DO THIS ::
State the number of lines in these records holding "JSON". Say nothing more.

TASK DATA ::
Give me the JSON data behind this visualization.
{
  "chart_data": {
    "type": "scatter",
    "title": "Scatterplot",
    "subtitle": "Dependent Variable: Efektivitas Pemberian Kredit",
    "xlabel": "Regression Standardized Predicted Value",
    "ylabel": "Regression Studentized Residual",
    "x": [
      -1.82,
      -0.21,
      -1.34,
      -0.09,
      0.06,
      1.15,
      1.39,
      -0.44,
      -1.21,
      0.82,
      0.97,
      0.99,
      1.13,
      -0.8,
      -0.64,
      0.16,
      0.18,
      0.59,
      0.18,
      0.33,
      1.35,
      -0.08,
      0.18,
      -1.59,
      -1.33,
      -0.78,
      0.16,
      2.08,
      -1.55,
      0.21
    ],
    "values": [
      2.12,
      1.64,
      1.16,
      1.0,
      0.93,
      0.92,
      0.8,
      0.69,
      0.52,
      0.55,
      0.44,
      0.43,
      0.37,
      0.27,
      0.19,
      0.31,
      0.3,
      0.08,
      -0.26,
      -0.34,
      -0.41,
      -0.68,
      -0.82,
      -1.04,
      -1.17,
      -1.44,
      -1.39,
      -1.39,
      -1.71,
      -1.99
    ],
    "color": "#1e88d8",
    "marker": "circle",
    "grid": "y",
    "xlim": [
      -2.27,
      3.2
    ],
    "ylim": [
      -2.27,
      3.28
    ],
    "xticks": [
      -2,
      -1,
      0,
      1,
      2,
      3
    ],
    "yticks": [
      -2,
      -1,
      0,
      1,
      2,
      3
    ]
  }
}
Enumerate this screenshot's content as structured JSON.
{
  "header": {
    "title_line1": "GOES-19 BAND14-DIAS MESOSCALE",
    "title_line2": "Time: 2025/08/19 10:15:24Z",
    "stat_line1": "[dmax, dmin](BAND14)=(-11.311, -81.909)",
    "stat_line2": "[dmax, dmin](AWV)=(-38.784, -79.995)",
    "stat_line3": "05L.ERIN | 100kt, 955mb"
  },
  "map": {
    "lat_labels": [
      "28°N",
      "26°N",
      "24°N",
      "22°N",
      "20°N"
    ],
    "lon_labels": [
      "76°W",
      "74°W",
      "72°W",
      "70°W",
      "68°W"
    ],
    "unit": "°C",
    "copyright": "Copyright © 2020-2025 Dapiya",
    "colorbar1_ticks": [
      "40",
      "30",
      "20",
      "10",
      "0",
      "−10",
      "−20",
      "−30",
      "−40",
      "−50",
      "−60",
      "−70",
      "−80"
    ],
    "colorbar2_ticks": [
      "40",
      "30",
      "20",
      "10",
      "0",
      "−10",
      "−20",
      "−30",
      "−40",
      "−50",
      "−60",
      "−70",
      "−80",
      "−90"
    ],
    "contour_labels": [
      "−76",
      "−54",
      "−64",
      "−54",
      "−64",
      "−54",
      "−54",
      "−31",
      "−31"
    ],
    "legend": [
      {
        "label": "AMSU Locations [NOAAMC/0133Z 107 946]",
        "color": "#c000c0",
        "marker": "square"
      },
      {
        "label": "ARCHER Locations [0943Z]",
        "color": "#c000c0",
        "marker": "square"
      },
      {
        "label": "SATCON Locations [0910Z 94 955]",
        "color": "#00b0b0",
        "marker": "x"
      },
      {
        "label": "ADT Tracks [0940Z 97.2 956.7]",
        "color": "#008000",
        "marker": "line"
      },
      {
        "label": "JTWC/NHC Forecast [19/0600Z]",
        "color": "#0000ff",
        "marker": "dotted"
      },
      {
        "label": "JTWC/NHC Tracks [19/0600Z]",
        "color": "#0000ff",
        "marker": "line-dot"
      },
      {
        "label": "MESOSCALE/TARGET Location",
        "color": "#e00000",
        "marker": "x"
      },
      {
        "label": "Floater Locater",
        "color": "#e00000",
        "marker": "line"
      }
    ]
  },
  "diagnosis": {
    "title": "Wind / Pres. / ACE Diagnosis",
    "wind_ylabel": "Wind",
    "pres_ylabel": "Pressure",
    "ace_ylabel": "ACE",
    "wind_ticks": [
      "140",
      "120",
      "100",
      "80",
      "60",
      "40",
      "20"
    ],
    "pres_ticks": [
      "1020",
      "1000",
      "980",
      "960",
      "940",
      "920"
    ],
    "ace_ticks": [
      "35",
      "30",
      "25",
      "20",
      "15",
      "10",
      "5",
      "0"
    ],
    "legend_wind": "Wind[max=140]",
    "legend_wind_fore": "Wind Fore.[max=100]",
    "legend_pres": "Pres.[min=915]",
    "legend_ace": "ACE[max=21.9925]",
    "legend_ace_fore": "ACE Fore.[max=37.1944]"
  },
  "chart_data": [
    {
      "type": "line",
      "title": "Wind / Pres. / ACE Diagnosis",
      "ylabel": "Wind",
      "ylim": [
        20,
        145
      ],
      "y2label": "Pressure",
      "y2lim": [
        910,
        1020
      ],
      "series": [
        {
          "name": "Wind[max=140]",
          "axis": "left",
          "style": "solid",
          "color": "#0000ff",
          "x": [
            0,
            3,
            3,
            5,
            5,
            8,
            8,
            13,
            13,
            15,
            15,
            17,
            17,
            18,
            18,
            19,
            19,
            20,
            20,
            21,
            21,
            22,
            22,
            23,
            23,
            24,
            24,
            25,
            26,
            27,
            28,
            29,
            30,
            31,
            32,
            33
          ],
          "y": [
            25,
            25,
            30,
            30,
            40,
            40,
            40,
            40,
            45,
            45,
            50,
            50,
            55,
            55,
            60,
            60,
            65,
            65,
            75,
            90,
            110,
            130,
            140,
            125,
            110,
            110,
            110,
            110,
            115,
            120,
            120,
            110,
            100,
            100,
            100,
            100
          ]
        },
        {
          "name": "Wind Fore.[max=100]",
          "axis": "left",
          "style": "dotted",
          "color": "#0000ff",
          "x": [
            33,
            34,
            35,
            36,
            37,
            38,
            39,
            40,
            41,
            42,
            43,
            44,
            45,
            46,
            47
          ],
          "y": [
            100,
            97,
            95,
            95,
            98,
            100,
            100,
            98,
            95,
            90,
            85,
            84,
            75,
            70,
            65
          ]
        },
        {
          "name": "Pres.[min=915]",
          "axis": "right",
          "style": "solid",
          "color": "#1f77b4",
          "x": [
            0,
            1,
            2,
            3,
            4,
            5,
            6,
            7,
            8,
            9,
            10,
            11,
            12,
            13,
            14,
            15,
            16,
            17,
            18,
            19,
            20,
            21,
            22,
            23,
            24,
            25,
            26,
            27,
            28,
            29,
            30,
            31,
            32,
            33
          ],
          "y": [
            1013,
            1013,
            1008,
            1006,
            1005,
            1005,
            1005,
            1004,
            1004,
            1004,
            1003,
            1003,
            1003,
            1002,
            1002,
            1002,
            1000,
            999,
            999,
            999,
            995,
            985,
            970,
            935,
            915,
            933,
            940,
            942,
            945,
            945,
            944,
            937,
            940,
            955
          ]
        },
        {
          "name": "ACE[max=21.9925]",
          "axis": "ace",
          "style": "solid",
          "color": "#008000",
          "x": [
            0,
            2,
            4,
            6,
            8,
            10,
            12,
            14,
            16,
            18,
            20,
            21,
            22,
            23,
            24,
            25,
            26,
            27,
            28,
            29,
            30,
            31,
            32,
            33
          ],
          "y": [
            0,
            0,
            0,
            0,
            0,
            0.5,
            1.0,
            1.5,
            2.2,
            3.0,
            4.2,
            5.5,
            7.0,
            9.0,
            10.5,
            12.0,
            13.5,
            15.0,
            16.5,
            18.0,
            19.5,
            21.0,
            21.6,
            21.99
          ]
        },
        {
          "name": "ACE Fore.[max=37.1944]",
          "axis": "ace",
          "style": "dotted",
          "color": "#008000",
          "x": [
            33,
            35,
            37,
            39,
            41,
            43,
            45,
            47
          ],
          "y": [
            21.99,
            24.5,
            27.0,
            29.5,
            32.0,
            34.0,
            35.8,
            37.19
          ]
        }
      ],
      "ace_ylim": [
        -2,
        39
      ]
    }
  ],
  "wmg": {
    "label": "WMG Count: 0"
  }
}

CORRECT OUTPUT ::
2